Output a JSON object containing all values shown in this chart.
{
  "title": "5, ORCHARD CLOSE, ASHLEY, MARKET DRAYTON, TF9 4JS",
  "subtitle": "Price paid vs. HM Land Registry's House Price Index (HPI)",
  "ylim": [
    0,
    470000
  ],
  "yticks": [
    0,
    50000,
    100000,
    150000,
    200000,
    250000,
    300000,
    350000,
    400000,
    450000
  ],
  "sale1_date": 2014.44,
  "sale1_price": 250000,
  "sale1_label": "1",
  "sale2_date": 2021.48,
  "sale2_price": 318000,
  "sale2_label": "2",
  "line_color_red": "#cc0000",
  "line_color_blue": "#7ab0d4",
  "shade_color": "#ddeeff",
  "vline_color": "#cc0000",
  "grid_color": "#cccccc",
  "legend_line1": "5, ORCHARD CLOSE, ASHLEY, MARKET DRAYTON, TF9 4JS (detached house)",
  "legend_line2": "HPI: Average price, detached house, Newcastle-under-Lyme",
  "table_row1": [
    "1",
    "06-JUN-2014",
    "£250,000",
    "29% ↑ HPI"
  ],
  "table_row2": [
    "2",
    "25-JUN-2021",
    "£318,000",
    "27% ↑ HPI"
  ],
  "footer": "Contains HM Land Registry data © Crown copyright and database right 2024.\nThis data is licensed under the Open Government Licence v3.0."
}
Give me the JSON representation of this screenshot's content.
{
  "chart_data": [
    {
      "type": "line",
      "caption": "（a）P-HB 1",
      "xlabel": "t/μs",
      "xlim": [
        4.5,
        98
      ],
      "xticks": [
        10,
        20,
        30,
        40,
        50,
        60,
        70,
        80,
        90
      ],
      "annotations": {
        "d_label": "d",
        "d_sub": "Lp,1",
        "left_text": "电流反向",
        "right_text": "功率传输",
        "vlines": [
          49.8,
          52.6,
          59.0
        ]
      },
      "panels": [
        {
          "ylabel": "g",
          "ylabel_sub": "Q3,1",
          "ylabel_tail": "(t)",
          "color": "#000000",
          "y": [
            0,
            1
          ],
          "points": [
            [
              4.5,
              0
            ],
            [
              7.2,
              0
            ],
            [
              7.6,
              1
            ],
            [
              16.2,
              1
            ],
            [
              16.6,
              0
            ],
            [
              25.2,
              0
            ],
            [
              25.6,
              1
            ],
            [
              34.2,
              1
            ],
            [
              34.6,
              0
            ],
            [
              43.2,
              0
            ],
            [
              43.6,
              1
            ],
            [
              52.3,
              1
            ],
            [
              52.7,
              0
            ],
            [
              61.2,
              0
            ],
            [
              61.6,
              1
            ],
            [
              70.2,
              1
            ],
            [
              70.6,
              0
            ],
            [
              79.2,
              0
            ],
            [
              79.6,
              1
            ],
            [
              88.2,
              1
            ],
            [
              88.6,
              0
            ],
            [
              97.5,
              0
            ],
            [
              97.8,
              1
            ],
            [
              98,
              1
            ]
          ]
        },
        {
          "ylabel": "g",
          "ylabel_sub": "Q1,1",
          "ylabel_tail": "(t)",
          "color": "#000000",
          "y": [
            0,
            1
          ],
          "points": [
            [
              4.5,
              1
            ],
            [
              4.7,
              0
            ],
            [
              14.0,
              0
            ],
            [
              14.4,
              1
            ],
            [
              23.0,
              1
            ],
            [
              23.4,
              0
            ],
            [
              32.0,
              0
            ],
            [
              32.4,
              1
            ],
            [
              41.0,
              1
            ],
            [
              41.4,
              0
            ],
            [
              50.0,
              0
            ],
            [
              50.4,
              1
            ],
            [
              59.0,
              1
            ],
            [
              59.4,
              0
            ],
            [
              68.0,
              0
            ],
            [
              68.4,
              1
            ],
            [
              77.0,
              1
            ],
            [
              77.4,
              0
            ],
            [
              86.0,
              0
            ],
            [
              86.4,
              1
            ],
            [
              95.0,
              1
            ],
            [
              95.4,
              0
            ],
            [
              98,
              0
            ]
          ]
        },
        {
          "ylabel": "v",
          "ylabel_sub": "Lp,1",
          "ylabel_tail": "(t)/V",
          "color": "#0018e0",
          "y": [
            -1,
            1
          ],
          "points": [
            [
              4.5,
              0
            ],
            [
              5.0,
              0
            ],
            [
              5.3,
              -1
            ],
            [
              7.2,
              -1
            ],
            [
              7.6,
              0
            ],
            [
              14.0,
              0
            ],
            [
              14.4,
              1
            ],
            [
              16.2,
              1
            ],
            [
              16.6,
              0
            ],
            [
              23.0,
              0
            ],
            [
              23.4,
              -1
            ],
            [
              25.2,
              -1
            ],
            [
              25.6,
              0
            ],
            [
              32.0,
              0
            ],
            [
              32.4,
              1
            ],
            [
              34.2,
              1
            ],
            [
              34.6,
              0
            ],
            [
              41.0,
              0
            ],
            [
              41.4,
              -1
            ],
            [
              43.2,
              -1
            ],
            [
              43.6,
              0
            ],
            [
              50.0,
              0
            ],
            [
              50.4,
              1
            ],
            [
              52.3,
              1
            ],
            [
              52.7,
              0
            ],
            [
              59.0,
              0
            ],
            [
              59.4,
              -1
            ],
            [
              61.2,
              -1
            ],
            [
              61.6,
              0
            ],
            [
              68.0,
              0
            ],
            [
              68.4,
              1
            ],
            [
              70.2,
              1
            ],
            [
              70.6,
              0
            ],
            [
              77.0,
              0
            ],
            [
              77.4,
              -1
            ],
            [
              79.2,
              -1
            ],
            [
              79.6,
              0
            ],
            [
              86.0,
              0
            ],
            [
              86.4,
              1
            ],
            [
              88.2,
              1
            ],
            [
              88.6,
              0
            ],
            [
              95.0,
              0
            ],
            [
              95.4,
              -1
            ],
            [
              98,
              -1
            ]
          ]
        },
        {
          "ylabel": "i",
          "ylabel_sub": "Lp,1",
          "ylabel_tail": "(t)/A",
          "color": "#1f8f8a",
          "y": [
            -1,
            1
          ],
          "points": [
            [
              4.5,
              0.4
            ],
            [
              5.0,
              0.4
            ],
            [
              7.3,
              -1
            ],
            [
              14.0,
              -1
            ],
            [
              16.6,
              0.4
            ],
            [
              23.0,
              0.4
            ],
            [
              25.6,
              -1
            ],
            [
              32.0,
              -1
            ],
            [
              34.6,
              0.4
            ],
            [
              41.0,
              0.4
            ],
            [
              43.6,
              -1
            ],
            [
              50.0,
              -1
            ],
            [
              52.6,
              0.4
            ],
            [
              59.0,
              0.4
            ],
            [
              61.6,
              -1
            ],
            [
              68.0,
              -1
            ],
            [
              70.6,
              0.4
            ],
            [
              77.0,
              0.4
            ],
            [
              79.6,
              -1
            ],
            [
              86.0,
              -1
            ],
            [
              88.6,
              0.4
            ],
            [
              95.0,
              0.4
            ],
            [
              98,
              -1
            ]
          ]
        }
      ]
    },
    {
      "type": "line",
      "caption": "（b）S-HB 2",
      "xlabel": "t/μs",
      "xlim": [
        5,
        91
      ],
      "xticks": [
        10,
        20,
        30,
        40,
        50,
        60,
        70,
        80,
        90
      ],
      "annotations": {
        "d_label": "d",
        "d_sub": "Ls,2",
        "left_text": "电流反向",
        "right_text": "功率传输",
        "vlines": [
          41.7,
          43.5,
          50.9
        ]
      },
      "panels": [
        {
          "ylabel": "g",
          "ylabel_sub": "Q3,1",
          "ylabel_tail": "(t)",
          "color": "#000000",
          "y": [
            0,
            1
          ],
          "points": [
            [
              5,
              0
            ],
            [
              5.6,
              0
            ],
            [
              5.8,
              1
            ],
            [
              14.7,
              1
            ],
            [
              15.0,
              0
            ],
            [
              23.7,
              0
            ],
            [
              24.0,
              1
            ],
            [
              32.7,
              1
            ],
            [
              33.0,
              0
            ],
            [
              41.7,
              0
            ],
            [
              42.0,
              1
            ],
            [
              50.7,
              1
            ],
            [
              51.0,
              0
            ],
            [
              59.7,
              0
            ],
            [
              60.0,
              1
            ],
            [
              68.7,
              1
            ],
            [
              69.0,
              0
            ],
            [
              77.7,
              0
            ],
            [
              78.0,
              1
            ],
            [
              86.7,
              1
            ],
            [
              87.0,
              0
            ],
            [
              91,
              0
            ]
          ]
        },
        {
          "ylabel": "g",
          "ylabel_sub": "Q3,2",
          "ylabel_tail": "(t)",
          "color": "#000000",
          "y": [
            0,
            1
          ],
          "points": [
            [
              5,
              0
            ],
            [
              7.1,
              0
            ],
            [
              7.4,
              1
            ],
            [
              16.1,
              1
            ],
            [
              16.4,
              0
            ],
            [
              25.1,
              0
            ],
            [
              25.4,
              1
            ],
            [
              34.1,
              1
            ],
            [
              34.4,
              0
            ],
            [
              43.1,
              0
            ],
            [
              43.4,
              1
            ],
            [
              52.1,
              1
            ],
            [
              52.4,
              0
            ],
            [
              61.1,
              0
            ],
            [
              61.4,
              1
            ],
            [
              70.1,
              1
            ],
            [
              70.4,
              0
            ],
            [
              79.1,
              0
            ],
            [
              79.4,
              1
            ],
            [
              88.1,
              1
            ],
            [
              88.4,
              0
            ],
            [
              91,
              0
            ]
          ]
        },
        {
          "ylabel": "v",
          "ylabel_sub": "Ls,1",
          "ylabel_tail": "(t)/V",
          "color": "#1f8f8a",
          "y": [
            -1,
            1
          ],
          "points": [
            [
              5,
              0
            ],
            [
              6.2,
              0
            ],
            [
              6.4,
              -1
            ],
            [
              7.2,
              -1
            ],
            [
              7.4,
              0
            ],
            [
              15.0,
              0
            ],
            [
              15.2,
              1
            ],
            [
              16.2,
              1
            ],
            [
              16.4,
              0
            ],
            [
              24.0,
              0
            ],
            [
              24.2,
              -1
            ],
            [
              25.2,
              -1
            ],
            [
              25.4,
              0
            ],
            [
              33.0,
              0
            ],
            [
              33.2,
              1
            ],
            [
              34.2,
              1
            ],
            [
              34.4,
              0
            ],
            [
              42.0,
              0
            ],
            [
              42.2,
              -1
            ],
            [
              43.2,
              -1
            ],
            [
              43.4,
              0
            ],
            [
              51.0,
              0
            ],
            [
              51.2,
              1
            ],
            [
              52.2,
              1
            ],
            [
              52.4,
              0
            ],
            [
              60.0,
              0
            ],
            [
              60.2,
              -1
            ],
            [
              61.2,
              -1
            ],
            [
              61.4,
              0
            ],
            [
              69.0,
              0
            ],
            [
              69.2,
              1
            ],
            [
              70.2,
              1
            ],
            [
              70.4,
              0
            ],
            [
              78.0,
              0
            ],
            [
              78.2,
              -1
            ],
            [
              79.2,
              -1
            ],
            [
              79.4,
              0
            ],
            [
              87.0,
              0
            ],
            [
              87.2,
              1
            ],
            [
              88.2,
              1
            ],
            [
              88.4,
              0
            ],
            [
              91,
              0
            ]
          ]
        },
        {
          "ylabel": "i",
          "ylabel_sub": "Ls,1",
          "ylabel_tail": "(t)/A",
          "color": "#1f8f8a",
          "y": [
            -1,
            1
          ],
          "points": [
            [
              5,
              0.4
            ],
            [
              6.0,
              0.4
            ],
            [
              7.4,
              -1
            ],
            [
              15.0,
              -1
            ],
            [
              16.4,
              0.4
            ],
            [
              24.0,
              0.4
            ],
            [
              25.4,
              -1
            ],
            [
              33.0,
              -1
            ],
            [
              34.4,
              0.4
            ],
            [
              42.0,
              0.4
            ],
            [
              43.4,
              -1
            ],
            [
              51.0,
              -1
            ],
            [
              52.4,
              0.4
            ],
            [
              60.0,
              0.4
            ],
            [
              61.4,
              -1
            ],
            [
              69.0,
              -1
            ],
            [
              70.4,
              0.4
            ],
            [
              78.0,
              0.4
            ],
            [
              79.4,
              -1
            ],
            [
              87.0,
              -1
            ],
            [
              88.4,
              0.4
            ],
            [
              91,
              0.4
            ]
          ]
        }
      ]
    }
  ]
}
********************
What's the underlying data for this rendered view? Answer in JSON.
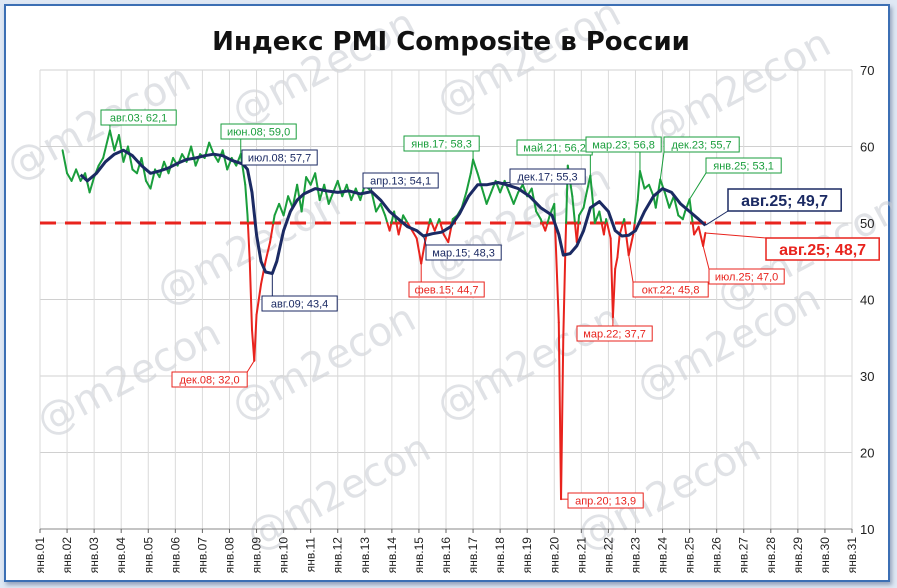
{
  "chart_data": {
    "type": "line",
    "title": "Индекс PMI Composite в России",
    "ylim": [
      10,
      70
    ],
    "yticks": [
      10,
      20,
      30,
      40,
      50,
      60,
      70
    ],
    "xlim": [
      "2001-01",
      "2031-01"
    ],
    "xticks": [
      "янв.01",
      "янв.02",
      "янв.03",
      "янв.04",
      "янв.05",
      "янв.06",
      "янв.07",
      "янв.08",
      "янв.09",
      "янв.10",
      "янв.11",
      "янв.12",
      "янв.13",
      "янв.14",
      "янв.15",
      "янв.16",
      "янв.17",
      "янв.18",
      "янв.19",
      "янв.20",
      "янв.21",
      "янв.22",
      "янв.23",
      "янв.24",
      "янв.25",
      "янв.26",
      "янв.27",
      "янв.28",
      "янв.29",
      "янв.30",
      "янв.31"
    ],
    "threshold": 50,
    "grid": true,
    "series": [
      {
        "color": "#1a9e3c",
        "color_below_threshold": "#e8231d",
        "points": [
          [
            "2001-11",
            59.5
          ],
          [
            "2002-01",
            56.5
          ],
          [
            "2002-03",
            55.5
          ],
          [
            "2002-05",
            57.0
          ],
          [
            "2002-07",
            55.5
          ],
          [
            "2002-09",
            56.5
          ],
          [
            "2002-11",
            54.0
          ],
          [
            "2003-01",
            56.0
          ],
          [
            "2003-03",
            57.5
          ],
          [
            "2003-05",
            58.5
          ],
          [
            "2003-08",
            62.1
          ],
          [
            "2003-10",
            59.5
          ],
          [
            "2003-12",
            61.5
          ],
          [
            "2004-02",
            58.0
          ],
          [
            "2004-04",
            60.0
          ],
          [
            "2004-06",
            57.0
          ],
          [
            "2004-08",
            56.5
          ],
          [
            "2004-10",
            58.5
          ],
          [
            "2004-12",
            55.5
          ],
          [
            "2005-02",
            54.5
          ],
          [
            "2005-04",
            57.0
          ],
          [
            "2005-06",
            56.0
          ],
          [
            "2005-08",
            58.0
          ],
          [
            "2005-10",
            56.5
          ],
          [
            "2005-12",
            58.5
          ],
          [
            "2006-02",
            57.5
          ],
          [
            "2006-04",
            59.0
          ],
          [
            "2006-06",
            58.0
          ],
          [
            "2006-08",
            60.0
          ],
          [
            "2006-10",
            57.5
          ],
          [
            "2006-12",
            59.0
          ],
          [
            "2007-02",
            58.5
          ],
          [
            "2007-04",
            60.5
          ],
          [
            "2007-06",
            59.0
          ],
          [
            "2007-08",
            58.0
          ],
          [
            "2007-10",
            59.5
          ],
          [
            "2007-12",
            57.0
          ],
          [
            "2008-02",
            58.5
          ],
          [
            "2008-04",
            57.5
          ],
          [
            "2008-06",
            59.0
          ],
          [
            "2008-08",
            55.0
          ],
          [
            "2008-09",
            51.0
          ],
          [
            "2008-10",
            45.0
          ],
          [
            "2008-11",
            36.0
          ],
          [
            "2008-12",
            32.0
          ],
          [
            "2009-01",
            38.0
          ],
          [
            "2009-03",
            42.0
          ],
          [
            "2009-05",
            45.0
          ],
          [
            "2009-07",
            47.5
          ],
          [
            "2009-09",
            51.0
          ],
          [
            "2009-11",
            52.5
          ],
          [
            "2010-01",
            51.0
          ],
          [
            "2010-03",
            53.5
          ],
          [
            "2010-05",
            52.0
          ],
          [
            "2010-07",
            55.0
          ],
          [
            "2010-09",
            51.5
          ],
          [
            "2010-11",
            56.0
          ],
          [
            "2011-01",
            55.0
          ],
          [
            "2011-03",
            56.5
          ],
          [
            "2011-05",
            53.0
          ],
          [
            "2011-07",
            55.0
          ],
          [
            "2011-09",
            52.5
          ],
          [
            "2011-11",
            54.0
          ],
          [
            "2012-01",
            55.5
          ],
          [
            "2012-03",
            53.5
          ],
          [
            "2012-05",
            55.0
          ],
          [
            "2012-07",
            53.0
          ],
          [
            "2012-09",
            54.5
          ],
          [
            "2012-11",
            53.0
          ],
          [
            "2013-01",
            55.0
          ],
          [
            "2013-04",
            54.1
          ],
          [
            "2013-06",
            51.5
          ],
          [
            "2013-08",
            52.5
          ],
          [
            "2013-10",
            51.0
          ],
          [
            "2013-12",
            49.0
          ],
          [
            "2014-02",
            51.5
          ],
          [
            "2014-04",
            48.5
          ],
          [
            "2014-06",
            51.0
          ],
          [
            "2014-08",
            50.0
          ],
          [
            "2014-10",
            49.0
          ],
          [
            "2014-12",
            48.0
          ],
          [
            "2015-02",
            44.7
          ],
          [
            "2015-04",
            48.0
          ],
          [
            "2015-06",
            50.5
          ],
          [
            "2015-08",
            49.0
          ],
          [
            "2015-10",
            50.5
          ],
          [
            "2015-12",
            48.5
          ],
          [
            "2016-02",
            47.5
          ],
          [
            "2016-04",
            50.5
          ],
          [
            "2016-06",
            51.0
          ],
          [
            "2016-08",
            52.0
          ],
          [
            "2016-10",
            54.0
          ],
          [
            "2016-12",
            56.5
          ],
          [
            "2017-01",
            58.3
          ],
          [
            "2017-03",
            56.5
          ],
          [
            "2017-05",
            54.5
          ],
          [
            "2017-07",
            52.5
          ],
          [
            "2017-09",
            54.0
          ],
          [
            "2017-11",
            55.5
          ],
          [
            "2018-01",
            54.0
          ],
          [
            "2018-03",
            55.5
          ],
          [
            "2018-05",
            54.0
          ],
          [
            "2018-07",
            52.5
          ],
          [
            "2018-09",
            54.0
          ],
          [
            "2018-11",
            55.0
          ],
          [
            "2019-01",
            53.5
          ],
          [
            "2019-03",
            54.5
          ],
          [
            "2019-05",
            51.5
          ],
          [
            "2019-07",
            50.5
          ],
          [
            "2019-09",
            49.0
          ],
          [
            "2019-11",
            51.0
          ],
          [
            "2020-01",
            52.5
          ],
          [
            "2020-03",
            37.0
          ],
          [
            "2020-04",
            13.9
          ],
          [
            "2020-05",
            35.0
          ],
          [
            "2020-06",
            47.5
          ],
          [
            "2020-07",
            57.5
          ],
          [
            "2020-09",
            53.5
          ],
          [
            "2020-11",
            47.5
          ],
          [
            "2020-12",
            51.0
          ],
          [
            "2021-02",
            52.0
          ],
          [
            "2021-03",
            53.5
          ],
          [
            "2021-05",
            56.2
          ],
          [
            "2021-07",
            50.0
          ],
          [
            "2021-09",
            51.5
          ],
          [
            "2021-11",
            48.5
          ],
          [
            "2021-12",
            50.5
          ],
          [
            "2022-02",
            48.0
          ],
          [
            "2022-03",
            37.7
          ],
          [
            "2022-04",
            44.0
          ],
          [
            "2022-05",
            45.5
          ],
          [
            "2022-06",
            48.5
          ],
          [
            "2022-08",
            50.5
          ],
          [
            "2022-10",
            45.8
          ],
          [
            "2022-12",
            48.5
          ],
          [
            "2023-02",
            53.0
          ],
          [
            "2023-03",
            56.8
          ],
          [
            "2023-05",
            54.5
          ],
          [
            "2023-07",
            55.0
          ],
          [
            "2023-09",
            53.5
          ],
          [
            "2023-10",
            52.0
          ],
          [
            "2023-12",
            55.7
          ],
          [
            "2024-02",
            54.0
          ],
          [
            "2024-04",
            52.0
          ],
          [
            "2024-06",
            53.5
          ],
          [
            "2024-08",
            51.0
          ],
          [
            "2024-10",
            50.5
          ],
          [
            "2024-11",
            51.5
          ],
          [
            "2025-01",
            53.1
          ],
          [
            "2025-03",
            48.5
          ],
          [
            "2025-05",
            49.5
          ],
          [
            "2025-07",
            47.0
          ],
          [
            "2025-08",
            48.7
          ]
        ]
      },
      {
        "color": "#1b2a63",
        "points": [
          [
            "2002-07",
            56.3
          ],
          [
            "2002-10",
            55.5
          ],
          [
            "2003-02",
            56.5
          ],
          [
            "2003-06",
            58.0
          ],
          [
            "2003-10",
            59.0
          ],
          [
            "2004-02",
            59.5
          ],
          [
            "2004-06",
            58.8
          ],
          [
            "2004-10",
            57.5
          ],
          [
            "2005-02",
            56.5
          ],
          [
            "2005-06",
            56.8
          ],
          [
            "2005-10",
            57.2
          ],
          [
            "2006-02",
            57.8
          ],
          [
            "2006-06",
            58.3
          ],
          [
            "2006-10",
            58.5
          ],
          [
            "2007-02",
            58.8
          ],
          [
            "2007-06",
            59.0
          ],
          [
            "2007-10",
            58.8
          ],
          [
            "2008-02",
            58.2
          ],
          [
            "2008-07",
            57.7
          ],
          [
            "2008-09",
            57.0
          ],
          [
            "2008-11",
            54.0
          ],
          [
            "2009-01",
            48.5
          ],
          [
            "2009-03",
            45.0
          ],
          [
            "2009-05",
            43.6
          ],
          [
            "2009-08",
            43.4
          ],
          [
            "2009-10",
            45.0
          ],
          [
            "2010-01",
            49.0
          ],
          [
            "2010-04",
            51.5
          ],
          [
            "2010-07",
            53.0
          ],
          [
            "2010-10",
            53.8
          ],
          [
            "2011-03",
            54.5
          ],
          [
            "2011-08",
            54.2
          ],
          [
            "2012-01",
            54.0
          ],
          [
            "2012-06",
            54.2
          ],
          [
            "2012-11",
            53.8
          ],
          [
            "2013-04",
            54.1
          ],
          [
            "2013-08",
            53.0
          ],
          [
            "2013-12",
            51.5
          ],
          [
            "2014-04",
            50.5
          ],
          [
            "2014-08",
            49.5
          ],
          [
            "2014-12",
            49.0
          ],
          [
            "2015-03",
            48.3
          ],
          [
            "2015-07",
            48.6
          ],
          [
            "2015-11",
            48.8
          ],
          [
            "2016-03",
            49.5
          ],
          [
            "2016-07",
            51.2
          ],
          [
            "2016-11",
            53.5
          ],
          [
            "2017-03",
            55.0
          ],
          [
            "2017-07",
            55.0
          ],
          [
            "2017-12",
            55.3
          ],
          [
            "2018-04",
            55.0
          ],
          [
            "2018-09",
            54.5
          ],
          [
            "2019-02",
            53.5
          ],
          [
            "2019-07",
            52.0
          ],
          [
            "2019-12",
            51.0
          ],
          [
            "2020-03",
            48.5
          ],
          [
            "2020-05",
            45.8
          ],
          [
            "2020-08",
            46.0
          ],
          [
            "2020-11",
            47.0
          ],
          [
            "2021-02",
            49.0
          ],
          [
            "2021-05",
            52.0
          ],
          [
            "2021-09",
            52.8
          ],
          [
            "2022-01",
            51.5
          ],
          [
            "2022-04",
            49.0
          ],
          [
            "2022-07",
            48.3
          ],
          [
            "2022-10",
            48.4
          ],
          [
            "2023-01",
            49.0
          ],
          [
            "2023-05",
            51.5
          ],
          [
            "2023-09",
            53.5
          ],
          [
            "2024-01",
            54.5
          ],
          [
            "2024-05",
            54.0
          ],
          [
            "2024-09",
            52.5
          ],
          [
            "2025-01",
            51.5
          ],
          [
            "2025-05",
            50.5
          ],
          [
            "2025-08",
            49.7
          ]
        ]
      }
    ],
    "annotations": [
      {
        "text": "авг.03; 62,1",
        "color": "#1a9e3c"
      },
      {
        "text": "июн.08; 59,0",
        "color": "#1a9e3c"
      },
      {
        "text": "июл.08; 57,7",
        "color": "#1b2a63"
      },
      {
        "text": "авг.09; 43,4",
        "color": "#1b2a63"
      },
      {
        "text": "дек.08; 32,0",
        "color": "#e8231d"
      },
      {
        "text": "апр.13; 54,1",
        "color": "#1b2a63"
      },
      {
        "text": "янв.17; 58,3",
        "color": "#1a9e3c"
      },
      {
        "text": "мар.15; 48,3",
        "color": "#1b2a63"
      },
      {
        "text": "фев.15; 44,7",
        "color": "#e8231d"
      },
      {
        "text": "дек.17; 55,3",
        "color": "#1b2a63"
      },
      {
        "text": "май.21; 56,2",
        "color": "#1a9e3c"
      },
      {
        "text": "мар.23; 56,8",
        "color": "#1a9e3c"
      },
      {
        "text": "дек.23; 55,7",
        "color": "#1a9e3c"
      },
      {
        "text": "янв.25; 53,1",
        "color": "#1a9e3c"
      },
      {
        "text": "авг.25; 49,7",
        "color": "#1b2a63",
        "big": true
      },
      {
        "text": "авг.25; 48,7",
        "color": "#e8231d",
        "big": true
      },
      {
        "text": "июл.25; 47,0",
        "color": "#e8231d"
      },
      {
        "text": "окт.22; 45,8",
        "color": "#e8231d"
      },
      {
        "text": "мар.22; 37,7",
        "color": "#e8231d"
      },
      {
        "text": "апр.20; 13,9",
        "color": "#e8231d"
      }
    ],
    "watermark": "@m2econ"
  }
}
********************
What the exercise asks:
Gather each line of the listing containing the word "DRAYTON" and show it.

Result:
  "title": "5, ORCHARD CLOSE, ASHLEY, MARKET DRAYTON, TF9 4JS",
  "legend_line1": "5, ORCHARD CLOSE, ASHLEY, MARKET DRAYTON, TF9 4JS (detached house)",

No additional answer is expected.